> [WHAT THE TASK ASKS]: Copy out all lines in the data below containing the string "Revenues".
------ EXCERPTED DATA
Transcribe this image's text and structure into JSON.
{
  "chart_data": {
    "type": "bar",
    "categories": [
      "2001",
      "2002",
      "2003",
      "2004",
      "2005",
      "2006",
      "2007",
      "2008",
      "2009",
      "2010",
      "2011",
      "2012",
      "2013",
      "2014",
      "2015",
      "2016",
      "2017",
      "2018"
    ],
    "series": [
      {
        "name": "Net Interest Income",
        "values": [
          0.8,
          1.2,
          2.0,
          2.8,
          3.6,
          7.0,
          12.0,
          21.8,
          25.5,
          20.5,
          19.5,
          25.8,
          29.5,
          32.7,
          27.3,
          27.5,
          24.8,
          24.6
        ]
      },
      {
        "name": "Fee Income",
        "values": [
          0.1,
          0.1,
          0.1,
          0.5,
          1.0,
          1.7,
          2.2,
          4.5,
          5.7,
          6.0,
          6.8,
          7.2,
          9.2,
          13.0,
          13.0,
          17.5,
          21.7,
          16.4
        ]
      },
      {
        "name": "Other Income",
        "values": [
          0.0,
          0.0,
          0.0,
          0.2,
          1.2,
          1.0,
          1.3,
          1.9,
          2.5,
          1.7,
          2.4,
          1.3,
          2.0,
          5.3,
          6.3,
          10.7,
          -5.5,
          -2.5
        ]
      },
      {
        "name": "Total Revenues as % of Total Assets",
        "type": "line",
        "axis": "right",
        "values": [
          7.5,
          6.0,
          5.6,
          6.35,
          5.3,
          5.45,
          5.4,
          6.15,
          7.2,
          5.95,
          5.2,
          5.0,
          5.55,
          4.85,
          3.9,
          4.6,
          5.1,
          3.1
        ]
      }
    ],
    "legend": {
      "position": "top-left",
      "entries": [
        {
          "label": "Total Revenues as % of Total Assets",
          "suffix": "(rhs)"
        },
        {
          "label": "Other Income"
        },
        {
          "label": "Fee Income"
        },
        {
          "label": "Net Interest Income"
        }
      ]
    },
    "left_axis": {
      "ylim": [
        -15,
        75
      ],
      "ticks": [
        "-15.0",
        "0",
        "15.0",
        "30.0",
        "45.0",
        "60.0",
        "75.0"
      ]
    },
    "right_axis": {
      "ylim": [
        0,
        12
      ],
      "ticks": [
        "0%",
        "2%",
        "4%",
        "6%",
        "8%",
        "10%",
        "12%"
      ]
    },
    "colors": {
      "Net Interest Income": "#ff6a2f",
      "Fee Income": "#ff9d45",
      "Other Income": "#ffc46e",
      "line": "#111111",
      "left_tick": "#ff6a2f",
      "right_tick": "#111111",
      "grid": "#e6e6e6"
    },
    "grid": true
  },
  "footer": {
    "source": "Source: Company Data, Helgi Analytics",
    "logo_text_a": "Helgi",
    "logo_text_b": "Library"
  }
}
------------
> [RESULT OF THE TASK]:
        "name": "Total Revenues as % of Total Assets",
          "label": "Total Revenues as % of Total Assets",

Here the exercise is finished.